BEGIN INPUT ROWS
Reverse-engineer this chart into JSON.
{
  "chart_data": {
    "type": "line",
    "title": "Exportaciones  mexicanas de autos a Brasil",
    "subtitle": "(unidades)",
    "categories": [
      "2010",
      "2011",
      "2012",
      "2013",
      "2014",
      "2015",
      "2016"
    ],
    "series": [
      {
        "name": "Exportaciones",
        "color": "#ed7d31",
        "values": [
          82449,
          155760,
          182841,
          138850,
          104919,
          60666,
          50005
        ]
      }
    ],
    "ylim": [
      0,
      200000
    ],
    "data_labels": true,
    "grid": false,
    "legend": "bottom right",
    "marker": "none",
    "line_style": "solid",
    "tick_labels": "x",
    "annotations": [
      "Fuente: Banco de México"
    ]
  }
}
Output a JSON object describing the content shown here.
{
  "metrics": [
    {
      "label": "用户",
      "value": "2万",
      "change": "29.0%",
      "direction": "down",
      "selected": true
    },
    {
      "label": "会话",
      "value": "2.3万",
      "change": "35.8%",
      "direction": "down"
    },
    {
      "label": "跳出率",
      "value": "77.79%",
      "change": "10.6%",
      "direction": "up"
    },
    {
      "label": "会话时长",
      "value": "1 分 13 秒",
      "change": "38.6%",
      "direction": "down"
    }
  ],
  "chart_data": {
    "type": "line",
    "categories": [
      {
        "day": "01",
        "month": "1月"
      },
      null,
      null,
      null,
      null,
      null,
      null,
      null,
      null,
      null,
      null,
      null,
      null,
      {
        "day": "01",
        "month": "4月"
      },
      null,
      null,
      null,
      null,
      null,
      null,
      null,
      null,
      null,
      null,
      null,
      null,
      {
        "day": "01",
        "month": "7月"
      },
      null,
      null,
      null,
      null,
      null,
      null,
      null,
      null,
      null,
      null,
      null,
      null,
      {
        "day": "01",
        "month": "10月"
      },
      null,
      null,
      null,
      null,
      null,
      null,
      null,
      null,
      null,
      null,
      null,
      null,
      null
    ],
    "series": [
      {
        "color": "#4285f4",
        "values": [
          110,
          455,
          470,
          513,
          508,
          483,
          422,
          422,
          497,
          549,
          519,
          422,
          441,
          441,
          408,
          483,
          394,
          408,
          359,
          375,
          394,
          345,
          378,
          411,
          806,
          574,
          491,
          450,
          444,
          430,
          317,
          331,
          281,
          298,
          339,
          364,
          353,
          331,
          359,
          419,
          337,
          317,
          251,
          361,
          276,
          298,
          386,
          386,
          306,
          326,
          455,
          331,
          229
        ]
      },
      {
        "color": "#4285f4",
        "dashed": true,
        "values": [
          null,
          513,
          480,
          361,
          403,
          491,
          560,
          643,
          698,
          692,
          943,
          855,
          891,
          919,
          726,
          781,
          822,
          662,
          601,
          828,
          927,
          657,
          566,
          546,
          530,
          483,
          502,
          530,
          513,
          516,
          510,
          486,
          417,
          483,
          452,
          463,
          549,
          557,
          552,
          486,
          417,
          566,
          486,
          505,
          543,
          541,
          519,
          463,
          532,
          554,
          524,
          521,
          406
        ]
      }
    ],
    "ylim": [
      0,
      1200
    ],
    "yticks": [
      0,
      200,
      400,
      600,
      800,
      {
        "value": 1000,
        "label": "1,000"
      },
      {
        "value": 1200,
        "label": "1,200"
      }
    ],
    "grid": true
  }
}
END INPUT ROWS
__REQUEST__:
Repeat the data precisely, reproducing every entry.

__SOLUTION FOR THIS EXERCISE__:
Reverse-engineer this chart into JSON.
{
  "chart_data": {
    "type": "line",
    "title": "Exportaciones  mexicanas de autos a Brasil",
    "subtitle": "(unidades)",
    "categories": [
      "2010",
      "2011",
      "2012",
      "2013",
      "2014",
      "2015",
      "2016"
    ],
    "series": [
      {
        "name": "Exportaciones",
        "color": "#ed7d31",
        "values": [
          82449,
          155760,
          182841,
          138850,
          104919,
          60666,
          50005
        ]
      }
    ],
    "ylim": [
      0,
      200000
    ],
    "data_labels": true,
    "grid": false,
    "legend": "bottom right",
    "marker": "none",
    "line_style": "solid",
    "tick_labels": "x",
    "annotations": [
      "Fuente: Banco de México"
    ]
  }
}
Output a JSON object describing the content shown here.
{
  "metrics": [
    {
      "label": "用户",
      "value": "2万",
      "change": "29.0%",
      "direction": "down",
      "selected": true
    },
    {
      "label": "会话",
      "value": "2.3万",
      "change": "35.8%",
      "direction": "down"
    },
    {
      "label": "跳出率",
      "value": "77.79%",
      "change": "10.6%",
      "direction": "up"
    },
    {
      "label": "会话时长",
      "value": "1 分 13 秒",
      "change": "38.6%",
      "direction": "down"
    }
  ],
  "chart_data": {
    "type": "line",
    "categories": [
      {
        "day": "01",
        "month": "1月"
      },
      null,
      null,
      null,
      null,
      null,
      null,
      null,
      null,
      null,
      null,
      null,
      null,
      {
        "day": "01",
        "month": "4月"
      },
      null,
      null,
      null,
      null,
      null,
      null,
      null,
      null,
      null,
      null,
      null,
      null,
      {
        "day": "01",
        "month": "7月"
      },
      null,
      null,
      null,
      null,
      null,
      null,
      null,
      null,
      null,
      null,
      null,
      null,
      {
        "day": "01",
        "month": "10月"
      },
      null,
      null,
      null,
      null,
      null,
      null,
      null,
      null,
      null,
      null,
      null,
      null,
      null
    ],
    "series": [
      {
        "color": "#4285f4",
        "values": [
          110,
          455,
          470,
          513,
          508,
          483,
          422,
          422,
          497,
          549,
          519,
          422,
          441,
          441,
          408,
          483,
          394,
          408,
          359,
          375,
          394,
          345,
          378,
          411,
          806,
          574,
          491,
          450,
          444,
          430,
          317,
          331,
          281,
          298,
          339,
          364,
          353,
          331,
          359,
          419,
          337,
          317,
          251,
          361,
          276,
          298,
          386,
          386,
          306,
          326,
          455,
          331,
          229
        ]
      },
      {
        "color": "#4285f4",
        "dashed": true,
        "values": [
          null,
          513,
          480,
          361,
          403,
          491,
          560,
          643,
          698,
          692,
          943,
          855,
          891,
          919,
          726,
          781,
          822,
          662,
          601,
          828,
          927,
          657,
          566,
          546,
          530,
          483,
          502,
          530,
          513,
          516,
          510,
          486,
          417,
          483,
          452,
          463,
          549,
          557,
          552,
          486,
          417,
          566,
          486,
          505,
          543,
          541,
          519,
          463,
          532,
          554,
          524,
          521,
          406
        ]
      }
    ],
    "ylim": [
      0,
      1200
    ],
    "yticks": [
      0,
      200,
      400,
      600,
      800,
      {
        "value": 1000,
        "label": "1,000"
      },
      {
        "value": 1200,
        "label": "1,200"
      }
    ],
    "grid": true
  }
}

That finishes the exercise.